REQUIRED WORK: Find every line of the listing below where "JSON" appears, and copy it.

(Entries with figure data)
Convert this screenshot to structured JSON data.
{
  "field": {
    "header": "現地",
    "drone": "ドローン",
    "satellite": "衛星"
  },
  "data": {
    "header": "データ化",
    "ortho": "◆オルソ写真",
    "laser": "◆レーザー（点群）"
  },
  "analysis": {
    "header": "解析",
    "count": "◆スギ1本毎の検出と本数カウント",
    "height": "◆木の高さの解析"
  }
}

* * *

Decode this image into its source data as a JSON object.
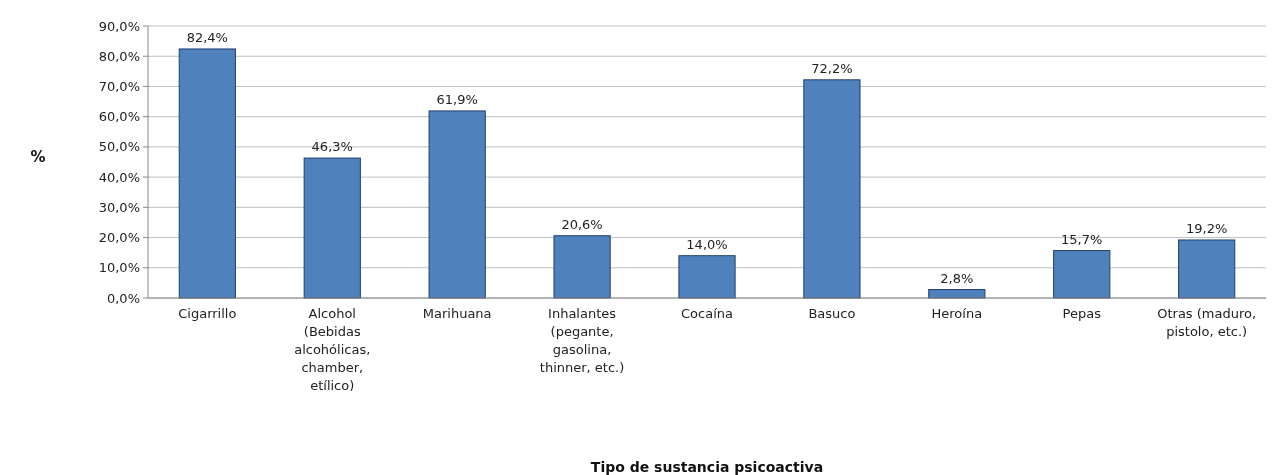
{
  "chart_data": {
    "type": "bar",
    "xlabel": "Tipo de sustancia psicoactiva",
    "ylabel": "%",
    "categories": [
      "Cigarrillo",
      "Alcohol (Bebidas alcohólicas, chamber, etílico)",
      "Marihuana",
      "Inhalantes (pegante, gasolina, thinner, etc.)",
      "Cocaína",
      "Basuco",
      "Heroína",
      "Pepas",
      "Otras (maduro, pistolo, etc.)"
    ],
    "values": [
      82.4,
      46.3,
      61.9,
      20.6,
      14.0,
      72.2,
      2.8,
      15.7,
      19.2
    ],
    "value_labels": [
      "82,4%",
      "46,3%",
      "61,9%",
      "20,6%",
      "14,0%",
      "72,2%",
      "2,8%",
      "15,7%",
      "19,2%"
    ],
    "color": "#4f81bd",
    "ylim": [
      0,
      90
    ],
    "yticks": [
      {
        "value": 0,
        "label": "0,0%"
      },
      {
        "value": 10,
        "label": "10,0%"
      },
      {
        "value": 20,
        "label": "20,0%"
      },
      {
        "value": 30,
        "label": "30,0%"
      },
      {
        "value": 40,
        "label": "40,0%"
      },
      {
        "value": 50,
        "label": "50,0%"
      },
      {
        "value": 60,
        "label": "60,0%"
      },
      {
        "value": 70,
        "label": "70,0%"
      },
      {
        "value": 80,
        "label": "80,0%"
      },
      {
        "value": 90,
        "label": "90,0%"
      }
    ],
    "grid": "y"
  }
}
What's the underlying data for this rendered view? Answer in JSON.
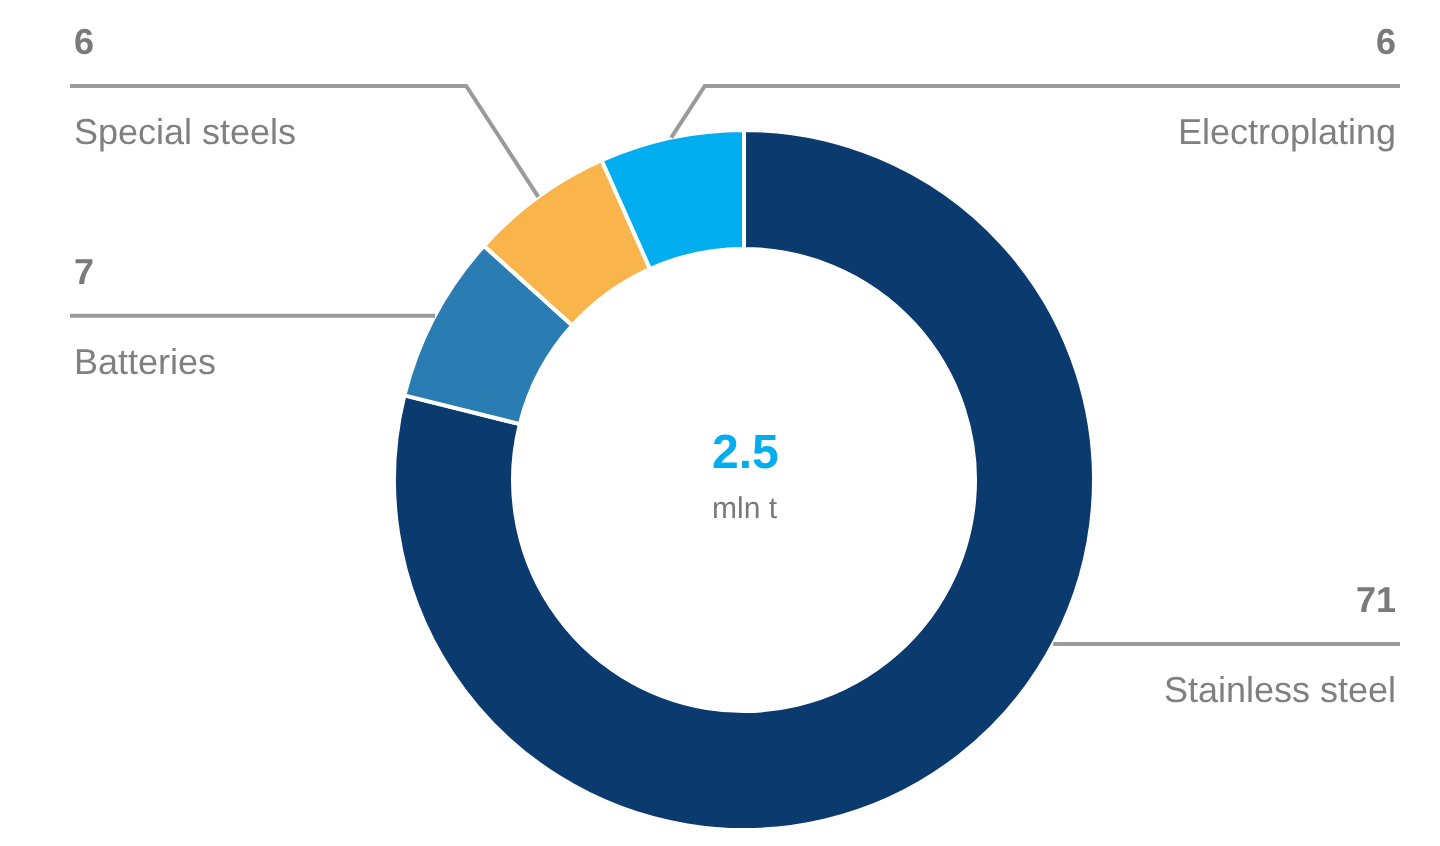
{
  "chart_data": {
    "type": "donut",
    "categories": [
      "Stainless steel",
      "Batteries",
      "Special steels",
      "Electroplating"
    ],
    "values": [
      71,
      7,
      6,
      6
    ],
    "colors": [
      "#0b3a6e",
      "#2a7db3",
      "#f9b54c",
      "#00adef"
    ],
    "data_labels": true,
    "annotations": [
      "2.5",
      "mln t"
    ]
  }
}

CORRECT OUTPUT:
Convert this screenshot to structured JSON data.
Decode this image into its source data as a JSON object.
What's the underlying data for this rendered view? Answer in JSON.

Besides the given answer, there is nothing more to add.